-- start PROVIDED ENTRIES --

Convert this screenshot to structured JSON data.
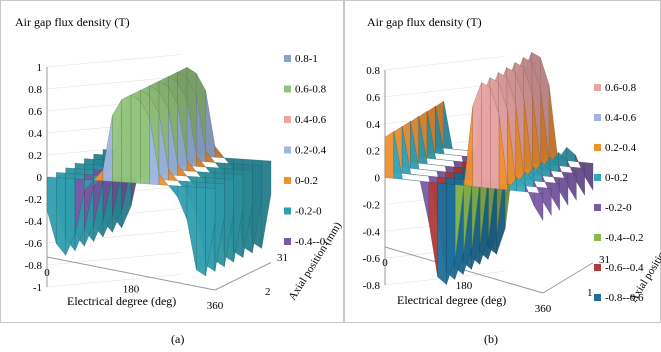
{
  "chart_data": [
    {
      "id": "a",
      "type": "surface3d",
      "title": "Air gap flux density (T)",
      "xlabel": "Electrical degree (deg)",
      "ylabel": "Axial position (mm)",
      "x_ticks": [
        "0",
        "180",
        "360"
      ],
      "y_ticks": [
        "31",
        "2"
      ],
      "z_ticks": [
        "1",
        "0.8",
        "0.6",
        "0.4",
        "0.2",
        "0",
        "-0.2",
        "-0.4",
        "-0.6",
        "-0.8",
        "-1"
      ],
      "zlim": [
        -1,
        1
      ],
      "legend": [
        {
          "label": "0.8-1",
          "color": "#8aa2cf"
        },
        {
          "label": "0.6-0.8",
          "color": "#93c47d"
        },
        {
          "label": "0.4-0.6",
          "color": "#e6a7a7"
        },
        {
          "label": "0.2-0.4",
          "color": "#9fb6e2"
        },
        {
          "label": "0-0.2",
          "color": "#f0912e"
        },
        {
          "label": "-0.2-0",
          "color": "#2f9eae"
        },
        {
          "label": "-0.4--0.",
          "color": "#7a5aa6"
        }
      ],
      "profile_deg": [
        0,
        20,
        40,
        60,
        80,
        100,
        120,
        140,
        160,
        180,
        200,
        220,
        240,
        260,
        280,
        300,
        320,
        340,
        360
      ],
      "profile_T": [
        -0.3,
        -0.6,
        -0.7,
        -0.5,
        -0.1,
        0.0,
        0.1,
        0.6,
        0.75,
        0.8,
        0.75,
        0.6,
        0.1,
        0.0,
        -0.1,
        -0.3,
        -0.75,
        -0.8,
        -0.3
      ]
    },
    {
      "id": "b",
      "type": "surface3d",
      "title": "Air gap flux density (T)",
      "xlabel": "Electrical degree (deg)",
      "ylabel": "Axial position (mm)",
      "x_ticks": [
        "0",
        "180",
        "360"
      ],
      "y_ticks": [
        "31",
        "1"
      ],
      "z_ticks": [
        "0.8",
        "0.6",
        "0.4",
        "0.2",
        "0",
        "-0.2",
        "-0.4",
        "-0.6",
        "-0.8"
      ],
      "zlim": [
        -0.8,
        0.8
      ],
      "legend": [
        {
          "label": "0.6-0.8",
          "color": "#e8a3a3"
        },
        {
          "label": "0.4-0.6",
          "color": "#9fb6e2"
        },
        {
          "label": "0.2-0.4",
          "color": "#f0912e"
        },
        {
          "label": "0-0.2",
          "color": "#33a7bd"
        },
        {
          "label": "-0.2-0",
          "color": "#7a5aa6"
        },
        {
          "label": "-0.4--0.2",
          "color": "#8ab64c"
        },
        {
          "label": "-0.6--0.4",
          "color": "#b03a3a"
        },
        {
          "label": "-0.8--0.6",
          "color": "#1f6f9a"
        }
      ],
      "profile_deg": [
        0,
        20,
        40,
        60,
        80,
        100,
        120,
        140,
        160,
        180,
        200,
        220,
        240,
        260,
        280,
        300,
        320,
        340,
        360
      ],
      "profile_T": [
        0.3,
        0.35,
        0.0,
        0.0,
        0.0,
        -0.3,
        -0.7,
        -0.75,
        -0.55,
        0.0,
        0.6,
        0.78,
        0.75,
        0.55,
        0.0,
        0.1,
        0.05,
        -0.1,
        -0.2
      ]
    }
  ],
  "captions": [
    "(a)",
    "(b)"
  ]
}
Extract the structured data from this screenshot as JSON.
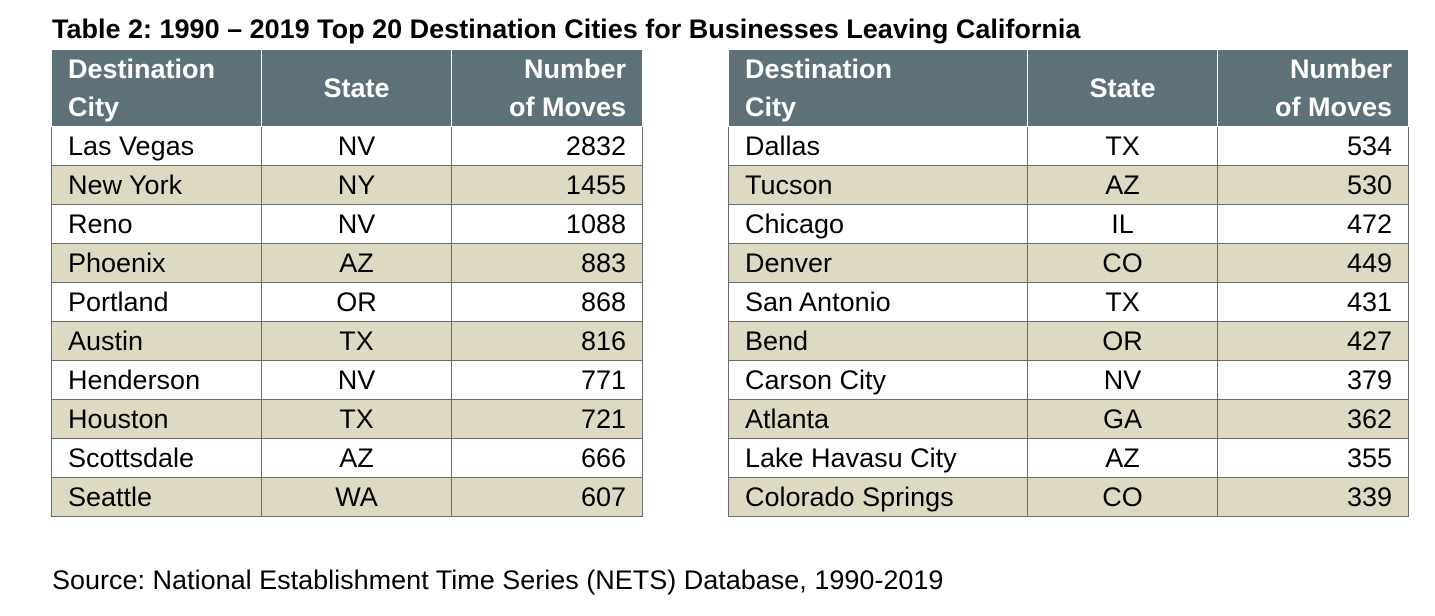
{
  "title": "Table 2:  1990 – 2019 Top 20 Destination Cities for Businesses Leaving California",
  "headers": {
    "city_line1": "Destination",
    "city_line2": "City",
    "state": "State",
    "moves_line1": "Number",
    "moves_line2": "of Moves"
  },
  "left_rows": [
    {
      "city": "Las Vegas",
      "state": "NV",
      "moves": "2832"
    },
    {
      "city": "New York",
      "state": "NY",
      "moves": "1455"
    },
    {
      "city": "Reno",
      "state": "NV",
      "moves": "1088"
    },
    {
      "city": "Phoenix",
      "state": "AZ",
      "moves": "883"
    },
    {
      "city": "Portland",
      "state": "OR",
      "moves": "868"
    },
    {
      "city": "Austin",
      "state": "TX",
      "moves": "816"
    },
    {
      "city": "Henderson",
      "state": "NV",
      "moves": "771"
    },
    {
      "city": "Houston",
      "state": "TX",
      "moves": "721"
    },
    {
      "city": "Scottsdale",
      "state": "AZ",
      "moves": "666"
    },
    {
      "city": "Seattle",
      "state": "WA",
      "moves": "607"
    }
  ],
  "right_rows": [
    {
      "city": "Dallas",
      "state": "TX",
      "moves": "534"
    },
    {
      "city": "Tucson",
      "state": "AZ",
      "moves": "530"
    },
    {
      "city": "Chicago",
      "state": "IL",
      "moves": "472"
    },
    {
      "city": "Denver",
      "state": "CO",
      "moves": "449"
    },
    {
      "city": "San Antonio",
      "state": "TX",
      "moves": "431"
    },
    {
      "city": "Bend",
      "state": "OR",
      "moves": "427"
    },
    {
      "city": "Carson City",
      "state": "NV",
      "moves": "379"
    },
    {
      "city": "Atlanta",
      "state": "GA",
      "moves": "362"
    },
    {
      "city": "Lake Havasu City",
      "state": "AZ",
      "moves": "355"
    },
    {
      "city": "Colorado Springs",
      "state": "CO",
      "moves": "339"
    }
  ],
  "source": "Source: National Establishment Time Series (NETS) Database, 1990-2019",
  "colors": {
    "header_bg": "#5e7078",
    "shaded_row": "#ddd9c3",
    "header_text": "#ffffff"
  }
}
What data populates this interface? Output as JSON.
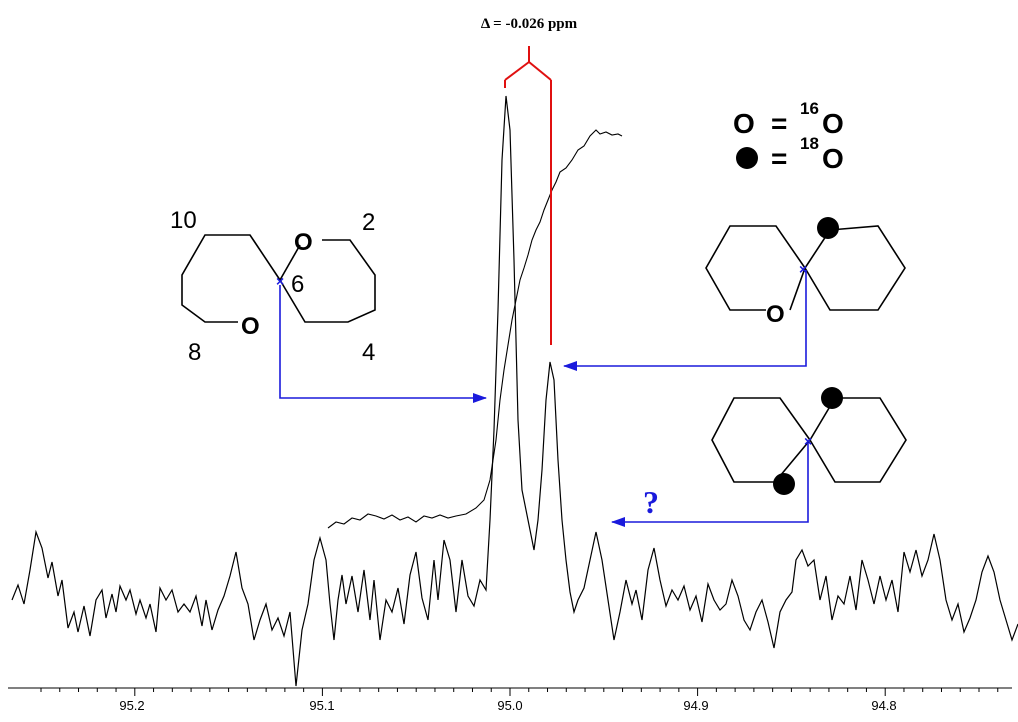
{
  "annotation": {
    "delta_text": "Δ = -0.026 ppm",
    "question_mark": "?"
  },
  "legend": {
    "o16_symbol": "O",
    "o16_equals": "=",
    "o16_mass": "16",
    "o16_element": "O",
    "o18_equals": "=",
    "o18_mass": "18",
    "o18_element": "O"
  },
  "molecule_left": {
    "atom_o_top": "O",
    "atom_o_bottom": "O",
    "label_10": "10",
    "label_2": "2",
    "label_6": "6",
    "label_8": "8",
    "label_4": "4"
  },
  "molecule_middle": {
    "atom_o": "O"
  },
  "axis": {
    "tick_labels": [
      "95.2",
      "95.1",
      "95.0",
      "94.9",
      "94.8"
    ]
  },
  "colors": {
    "spectrum": "#000000",
    "arrows": "#1a1adc",
    "delta_bracket": "#e01010",
    "question_mark": "#1a1adc"
  }
}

-- end PROVIDED ENTRIES --

Apart from the pictures, the entries above are to be repeated in full and exactly.

#### [WRITTEN RESPONSE]
Convert this screenshot to structured JSON data.
{
  "chart_data": [
    {
      "id": "a",
      "type": "surface3d",
      "title": "Air gap flux density (T)",
      "xlabel": "Electrical degree (deg)",
      "ylabel": "Axial position (mm)",
      "x_ticks": [
        "0",
        "180",
        "360"
      ],
      "y_ticks": [
        "31",
        "2"
      ],
      "z_ticks": [
        "1",
        "0.8",
        "0.6",
        "0.4",
        "0.2",
        "0",
        "-0.2",
        "-0.4",
        "-0.6",
        "-0.8",
        "-1"
      ],
      "zlim": [
        -1,
        1
      ],
      "legend": [
        {
          "label": "0.8-1",
          "color": "#8aa2cf"
        },
        {
          "label": "0.6-0.8",
          "color": "#93c47d"
        },
        {
          "label": "0.4-0.6",
          "color": "#e6a7a7"
        },
        {
          "label": "0.2-0.4",
          "color": "#9fb6e2"
        },
        {
          "label": "0-0.2",
          "color": "#f0912e"
        },
        {
          "label": "-0.2-0",
          "color": "#2f9eae"
        },
        {
          "label": "-0.4--0.",
          "color": "#7a5aa6"
        }
      ],
      "profile_deg": [
        0,
        20,
        40,
        60,
        80,
        100,
        120,
        140,
        160,
        180,
        200,
        220,
        240,
        260,
        280,
        300,
        320,
        340,
        360
      ],
      "profile_T": [
        -0.3,
        -0.6,
        -0.7,
        -0.5,
        -0.1,
        0.0,
        0.1,
        0.6,
        0.75,
        0.8,
        0.75,
        0.6,
        0.1,
        0.0,
        -0.1,
        -0.3,
        -0.75,
        -0.8,
        -0.3
      ]
    },
    {
      "id": "b",
      "type": "surface3d",
      "title": "Air gap flux density (T)",
      "xlabel": "Electrical degree (deg)",
      "ylabel": "Axial position (mm)",
      "x_ticks": [
        "0",
        "180",
        "360"
      ],
      "y_ticks": [
        "31",
        "1"
      ],
      "z_ticks": [
        "0.8",
        "0.6",
        "0.4",
        "0.2",
        "0",
        "-0.2",
        "-0.4",
        "-0.6",
        "-0.8"
      ],
      "zlim": [
        -0.8,
        0.8
      ],
      "legend": [
        {
          "label": "0.6-0.8",
          "color": "#e8a3a3"
        },
        {
          "label": "0.4-0.6",
          "color": "#9fb6e2"
        },
        {
          "label": "0.2-0.4",
          "color": "#f0912e"
        },
        {
          "label": "0-0.2",
          "color": "#33a7bd"
        },
        {
          "label": "-0.2-0",
          "color": "#7a5aa6"
        },
        {
          "label": "-0.4--0.2",
          "color": "#8ab64c"
        },
        {
          "label": "-0.6--0.4",
          "color": "#b03a3a"
        },
        {
          "label": "-0.8--0.6",
          "color": "#1f6f9a"
        }
      ],
      "profile_deg": [
        0,
        20,
        40,
        60,
        80,
        100,
        120,
        140,
        160,
        180,
        200,
        220,
        240,
        260,
        280,
        300,
        320,
        340,
        360
      ],
      "profile_T": [
        0.3,
        0.35,
        0.0,
        0.0,
        0.0,
        -0.3,
        -0.7,
        -0.75,
        -0.55,
        0.0,
        0.6,
        0.78,
        0.75,
        0.55,
        0.0,
        0.1,
        0.05,
        -0.1,
        -0.2
      ]
    }
  ],
  "captions": [
    "(a)",
    "(b)"
  ]
}
Extract the structured data from this screenshot as JSON.
{
  "title": "Table 2:  1990 – 2019 Top 20 Destination Cities for Businesses Leaving California",
  "headers": {
    "city_line1": "Destination",
    "city_line2": "City",
    "state": "State",
    "moves_line1": "Number",
    "moves_line2": "of Moves"
  },
  "left_rows": [
    {
      "city": "Las Vegas",
      "state": "NV",
      "moves": "2832"
    },
    {
      "city": "New York",
      "state": "NY",
      "moves": "1455"
    },
    {
      "city": "Reno",
      "state": "NV",
      "moves": "1088"
    },
    {
      "city": "Phoenix",
      "state": "AZ",
      "moves": "883"
    },
    {
      "city": "Portland",
      "state": "OR",
      "moves": "868"
    },
    {
      "city": "Austin",
      "state": "TX",
      "moves": "816"
    },
    {
      "city": "Henderson",
      "state": "NV",
      "moves": "771"
    },
    {
      "city": "Houston",
      "state": "TX",
      "moves": "721"
    },
    {
      "city": "Scottsdale",
      "state": "AZ",
      "moves": "666"
    },
    {
      "city": "Seattle",
      "state": "WA",
      "moves": "607"
    }
  ],
  "right_rows": [
    {
      "city": "Dallas",
      "state": "TX",
      "moves": "534"
    },
    {
      "city": "Tucson",
      "state": "AZ",
      "moves": "530"
    },
    {
      "city": "Chicago",
      "state": "IL",
      "moves": "472"
    },
    {
      "city": "Denver",
      "state": "CO",
      "moves": "449"
    },
    {
      "city": "San Antonio",
      "state": "TX",
      "moves": "431"
    },
    {
      "city": "Bend",
      "state": "OR",
      "moves": "427"
    },
    {
      "city": "Carson City",
      "state": "NV",
      "moves": "379"
    },
    {
      "city": "Atlanta",
      "state": "GA",
      "moves": "362"
    },
    {
      "city": "Lake Havasu City",
      "state": "AZ",
      "moves": "355"
    },
    {
      "city": "Colorado Springs",
      "state": "CO",
      "moves": "339"
    }
  ],
  "source": "Source: National Establishment Time Series (NETS) Database, 1990-2019",
  "colors": {
    "header_bg": "#5e7078",
    "shaded_row": "#ddd9c3",
    "header_text": "#ffffff"
  }
}
What data populates this interface? Output as JSON.
{
  "annotation": {
    "delta_text": "Δ = -0.026 ppm",
    "question_mark": "?"
  },
  "legend": {
    "o16_symbol": "O",
    "o16_equals": "=",
    "o16_mass": "16",
    "o16_element": "O",
    "o18_equals": "=",
    "o18_mass": "18",
    "o18_element": "O"
  },
  "molecule_left": {
    "atom_o_top": "O",
    "atom_o_bottom": "O",
    "label_10": "10",
    "label_2": "2",
    "label_6": "6",
    "label_8": "8",
    "label_4": "4"
  },
  "molecule_middle": {
    "atom_o": "O"
  },
  "axis": {
    "tick_labels": [
      "95.2",
      "95.1",
      "95.0",
      "94.9",
      "94.8"
    ]
  },
  "colors": {
    "spectrum": "#000000",
    "arrows": "#1a1adc",
    "delta_bracket": "#e01010",
    "question_mark": "#1a1adc"
  }
}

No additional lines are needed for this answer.